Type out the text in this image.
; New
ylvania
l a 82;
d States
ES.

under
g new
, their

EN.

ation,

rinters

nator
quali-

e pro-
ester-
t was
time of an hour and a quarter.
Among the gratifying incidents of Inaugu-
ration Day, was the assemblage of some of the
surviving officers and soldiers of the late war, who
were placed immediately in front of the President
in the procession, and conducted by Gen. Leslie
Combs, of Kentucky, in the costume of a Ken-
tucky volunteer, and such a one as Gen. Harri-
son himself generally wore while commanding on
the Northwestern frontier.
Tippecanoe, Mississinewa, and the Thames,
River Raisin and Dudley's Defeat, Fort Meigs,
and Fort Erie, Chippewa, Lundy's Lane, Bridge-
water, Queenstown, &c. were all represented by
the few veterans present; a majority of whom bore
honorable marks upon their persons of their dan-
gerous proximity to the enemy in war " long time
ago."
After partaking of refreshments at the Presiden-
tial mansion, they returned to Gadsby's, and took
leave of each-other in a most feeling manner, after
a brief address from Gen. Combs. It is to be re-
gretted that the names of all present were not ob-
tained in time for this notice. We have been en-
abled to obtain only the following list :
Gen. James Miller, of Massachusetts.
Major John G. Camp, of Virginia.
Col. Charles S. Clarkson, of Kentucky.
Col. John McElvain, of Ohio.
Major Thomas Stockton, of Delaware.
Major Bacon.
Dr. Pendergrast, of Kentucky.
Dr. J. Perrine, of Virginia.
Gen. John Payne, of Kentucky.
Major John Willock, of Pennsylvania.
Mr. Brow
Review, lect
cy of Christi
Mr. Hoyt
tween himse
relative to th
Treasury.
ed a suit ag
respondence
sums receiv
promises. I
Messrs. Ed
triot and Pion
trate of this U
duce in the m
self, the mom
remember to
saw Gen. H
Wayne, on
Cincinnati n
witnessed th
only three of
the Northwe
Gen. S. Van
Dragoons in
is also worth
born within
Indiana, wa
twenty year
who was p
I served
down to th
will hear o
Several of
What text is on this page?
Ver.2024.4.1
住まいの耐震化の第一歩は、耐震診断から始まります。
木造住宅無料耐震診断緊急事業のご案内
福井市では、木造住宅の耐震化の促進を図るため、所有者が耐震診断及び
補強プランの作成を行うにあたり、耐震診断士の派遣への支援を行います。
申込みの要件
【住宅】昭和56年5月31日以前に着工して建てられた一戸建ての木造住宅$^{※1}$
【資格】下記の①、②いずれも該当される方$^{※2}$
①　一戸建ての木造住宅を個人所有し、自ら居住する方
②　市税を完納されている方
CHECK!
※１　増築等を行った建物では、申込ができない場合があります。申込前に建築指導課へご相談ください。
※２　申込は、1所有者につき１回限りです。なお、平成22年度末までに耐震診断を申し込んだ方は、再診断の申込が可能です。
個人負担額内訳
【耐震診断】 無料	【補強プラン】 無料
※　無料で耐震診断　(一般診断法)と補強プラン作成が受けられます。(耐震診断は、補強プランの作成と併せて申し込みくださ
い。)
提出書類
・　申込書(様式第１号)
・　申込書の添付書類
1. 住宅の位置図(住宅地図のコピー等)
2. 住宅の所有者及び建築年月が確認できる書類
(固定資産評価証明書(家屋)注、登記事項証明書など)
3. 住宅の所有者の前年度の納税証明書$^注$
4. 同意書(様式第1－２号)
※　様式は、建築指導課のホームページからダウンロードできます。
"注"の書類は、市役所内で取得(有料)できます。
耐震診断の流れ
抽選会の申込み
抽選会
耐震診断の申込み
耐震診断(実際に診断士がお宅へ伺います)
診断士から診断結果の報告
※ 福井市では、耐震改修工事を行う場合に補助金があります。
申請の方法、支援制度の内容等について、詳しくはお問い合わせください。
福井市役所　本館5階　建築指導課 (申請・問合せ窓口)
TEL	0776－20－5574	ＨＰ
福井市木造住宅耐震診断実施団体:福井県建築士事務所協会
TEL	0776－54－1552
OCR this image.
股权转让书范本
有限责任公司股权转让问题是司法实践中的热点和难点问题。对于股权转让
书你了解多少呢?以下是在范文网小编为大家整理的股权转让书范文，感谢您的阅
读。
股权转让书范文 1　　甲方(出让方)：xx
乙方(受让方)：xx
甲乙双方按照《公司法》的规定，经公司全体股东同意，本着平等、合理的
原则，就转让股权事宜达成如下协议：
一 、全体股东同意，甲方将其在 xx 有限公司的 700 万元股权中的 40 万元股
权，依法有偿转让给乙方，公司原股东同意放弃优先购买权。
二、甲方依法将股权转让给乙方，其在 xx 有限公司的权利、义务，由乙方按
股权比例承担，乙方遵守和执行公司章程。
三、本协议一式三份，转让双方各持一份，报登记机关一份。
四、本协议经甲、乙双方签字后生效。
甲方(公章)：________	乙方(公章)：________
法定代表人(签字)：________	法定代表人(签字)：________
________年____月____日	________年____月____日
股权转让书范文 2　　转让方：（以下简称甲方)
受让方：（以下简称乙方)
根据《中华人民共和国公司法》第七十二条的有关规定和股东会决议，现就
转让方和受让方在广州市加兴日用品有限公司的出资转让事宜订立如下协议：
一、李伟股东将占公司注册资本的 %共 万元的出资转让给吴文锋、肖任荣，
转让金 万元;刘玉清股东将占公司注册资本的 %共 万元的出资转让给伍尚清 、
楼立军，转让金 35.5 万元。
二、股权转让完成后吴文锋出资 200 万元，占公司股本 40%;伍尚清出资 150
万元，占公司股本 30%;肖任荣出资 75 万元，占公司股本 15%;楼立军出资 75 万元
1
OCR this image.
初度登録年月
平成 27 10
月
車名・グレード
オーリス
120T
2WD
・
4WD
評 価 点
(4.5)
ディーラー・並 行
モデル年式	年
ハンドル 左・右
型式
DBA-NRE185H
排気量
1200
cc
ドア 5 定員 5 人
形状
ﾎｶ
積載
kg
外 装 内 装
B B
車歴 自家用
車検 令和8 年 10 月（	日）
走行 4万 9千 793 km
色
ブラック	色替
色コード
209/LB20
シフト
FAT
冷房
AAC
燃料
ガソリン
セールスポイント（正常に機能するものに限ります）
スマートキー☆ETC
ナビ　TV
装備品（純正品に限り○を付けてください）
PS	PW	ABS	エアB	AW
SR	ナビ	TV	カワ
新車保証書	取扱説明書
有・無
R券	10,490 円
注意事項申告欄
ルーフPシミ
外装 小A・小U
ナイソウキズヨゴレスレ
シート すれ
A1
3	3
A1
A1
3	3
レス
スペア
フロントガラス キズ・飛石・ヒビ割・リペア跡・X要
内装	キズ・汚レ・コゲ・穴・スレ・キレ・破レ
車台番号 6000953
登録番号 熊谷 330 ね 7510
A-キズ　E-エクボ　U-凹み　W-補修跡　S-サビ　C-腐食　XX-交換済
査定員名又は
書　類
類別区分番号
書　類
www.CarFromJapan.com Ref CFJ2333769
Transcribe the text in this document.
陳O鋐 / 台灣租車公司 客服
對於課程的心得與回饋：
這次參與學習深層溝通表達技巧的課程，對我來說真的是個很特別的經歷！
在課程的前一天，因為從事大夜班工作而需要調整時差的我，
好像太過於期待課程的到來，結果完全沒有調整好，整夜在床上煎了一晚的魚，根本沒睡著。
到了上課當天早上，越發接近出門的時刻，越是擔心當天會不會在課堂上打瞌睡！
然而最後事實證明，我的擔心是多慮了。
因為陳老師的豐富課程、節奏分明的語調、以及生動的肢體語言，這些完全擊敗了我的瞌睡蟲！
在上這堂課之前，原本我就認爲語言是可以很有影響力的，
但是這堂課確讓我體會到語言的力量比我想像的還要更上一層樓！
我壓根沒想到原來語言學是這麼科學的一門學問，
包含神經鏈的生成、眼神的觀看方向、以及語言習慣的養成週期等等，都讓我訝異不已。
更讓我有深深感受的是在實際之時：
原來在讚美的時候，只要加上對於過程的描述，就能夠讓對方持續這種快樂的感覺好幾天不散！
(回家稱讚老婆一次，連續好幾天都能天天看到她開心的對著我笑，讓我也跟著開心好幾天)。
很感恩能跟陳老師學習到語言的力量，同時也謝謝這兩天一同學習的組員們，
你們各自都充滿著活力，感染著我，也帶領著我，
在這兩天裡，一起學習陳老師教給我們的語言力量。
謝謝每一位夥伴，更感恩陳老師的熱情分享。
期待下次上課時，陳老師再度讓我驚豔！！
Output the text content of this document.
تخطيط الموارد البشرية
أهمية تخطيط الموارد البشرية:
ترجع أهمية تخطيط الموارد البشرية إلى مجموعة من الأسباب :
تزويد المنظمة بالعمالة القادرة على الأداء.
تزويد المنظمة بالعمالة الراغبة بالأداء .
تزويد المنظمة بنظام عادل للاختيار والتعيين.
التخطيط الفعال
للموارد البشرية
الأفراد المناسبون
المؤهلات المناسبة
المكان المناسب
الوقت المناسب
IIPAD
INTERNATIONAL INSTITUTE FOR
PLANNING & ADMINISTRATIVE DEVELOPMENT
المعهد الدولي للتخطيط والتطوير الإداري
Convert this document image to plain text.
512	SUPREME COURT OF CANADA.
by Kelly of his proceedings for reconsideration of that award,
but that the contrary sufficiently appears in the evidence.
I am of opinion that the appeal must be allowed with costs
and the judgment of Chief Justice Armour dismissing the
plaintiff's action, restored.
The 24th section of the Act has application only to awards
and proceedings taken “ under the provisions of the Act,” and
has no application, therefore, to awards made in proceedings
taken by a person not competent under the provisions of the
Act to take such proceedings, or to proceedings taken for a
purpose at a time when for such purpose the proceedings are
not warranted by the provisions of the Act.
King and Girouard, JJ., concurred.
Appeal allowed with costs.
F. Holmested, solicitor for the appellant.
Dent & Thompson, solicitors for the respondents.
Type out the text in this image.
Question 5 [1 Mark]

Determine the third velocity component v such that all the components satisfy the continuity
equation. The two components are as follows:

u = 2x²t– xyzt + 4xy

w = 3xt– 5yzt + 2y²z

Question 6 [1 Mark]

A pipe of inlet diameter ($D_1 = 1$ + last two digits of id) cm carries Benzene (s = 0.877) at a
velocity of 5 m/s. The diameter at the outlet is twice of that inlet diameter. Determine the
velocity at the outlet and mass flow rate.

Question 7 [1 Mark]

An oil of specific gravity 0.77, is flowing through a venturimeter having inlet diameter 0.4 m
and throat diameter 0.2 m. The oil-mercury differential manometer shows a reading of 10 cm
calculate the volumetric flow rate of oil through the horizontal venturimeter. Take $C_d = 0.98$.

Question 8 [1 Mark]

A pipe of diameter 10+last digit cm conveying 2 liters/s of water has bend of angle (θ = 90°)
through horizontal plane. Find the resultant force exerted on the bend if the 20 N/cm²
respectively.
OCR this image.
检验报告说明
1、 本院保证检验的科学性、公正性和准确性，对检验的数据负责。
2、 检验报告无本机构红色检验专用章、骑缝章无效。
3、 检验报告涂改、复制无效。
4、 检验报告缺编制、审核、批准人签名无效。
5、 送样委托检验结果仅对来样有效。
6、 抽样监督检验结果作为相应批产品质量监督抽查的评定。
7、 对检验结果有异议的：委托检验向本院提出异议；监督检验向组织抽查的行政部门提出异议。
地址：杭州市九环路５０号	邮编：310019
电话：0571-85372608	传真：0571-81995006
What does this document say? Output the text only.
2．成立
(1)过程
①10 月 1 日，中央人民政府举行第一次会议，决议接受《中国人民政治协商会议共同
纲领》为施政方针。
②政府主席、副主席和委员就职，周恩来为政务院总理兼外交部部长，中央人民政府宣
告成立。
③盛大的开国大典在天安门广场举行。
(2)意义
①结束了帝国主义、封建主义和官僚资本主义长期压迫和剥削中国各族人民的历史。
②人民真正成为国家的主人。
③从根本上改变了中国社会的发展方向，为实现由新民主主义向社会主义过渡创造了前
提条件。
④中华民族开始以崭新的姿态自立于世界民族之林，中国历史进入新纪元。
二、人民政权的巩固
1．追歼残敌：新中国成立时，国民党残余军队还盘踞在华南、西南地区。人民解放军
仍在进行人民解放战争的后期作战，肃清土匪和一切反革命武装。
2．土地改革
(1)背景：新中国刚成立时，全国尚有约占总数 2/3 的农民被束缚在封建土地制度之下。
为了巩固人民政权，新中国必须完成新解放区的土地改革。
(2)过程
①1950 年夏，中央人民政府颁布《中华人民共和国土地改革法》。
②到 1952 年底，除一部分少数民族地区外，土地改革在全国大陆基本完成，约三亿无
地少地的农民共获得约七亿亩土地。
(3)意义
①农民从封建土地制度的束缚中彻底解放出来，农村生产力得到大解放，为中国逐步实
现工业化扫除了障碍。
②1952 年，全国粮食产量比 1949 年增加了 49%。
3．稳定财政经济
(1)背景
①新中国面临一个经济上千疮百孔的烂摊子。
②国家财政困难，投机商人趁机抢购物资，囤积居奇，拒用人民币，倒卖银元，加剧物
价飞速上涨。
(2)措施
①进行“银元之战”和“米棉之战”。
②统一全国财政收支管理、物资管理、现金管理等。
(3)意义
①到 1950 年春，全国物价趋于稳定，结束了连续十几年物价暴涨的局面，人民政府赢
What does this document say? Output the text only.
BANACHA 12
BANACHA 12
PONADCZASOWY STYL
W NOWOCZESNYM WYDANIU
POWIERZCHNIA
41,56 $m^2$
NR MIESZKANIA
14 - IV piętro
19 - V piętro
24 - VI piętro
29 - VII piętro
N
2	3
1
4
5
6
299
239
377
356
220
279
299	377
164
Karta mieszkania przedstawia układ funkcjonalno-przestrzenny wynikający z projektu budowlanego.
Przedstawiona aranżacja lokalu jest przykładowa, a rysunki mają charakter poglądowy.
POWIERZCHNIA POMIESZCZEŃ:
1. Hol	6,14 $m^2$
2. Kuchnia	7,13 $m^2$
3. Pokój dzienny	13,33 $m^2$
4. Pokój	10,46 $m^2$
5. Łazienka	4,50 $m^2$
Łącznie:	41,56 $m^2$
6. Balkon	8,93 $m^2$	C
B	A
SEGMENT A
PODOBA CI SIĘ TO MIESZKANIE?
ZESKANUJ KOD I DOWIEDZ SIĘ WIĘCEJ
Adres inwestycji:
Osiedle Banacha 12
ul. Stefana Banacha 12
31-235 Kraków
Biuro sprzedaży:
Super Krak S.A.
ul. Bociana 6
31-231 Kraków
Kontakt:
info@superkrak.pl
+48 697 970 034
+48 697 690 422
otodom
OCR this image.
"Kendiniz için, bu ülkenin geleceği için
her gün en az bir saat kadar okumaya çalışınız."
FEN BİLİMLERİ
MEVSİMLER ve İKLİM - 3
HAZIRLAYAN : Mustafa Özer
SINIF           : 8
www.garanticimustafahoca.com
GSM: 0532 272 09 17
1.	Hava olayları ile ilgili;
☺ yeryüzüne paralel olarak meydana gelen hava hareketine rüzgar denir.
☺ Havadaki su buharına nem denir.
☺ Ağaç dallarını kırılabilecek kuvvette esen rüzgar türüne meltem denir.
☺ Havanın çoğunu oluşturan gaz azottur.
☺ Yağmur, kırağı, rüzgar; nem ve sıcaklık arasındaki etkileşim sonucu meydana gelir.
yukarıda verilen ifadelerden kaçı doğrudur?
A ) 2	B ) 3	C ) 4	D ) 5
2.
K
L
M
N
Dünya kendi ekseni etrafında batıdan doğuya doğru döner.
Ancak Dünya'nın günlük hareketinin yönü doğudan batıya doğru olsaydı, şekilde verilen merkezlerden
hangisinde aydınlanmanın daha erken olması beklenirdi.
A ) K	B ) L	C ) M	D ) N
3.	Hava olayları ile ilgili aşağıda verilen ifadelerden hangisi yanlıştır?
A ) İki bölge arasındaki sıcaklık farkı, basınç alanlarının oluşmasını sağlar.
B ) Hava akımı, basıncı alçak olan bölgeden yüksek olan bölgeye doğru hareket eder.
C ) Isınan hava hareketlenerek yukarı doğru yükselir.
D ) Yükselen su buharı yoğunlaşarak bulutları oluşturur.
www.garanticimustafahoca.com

════════

Looking at the records above, say how many lines hold the string "Pokój". Write nothing but the number.

2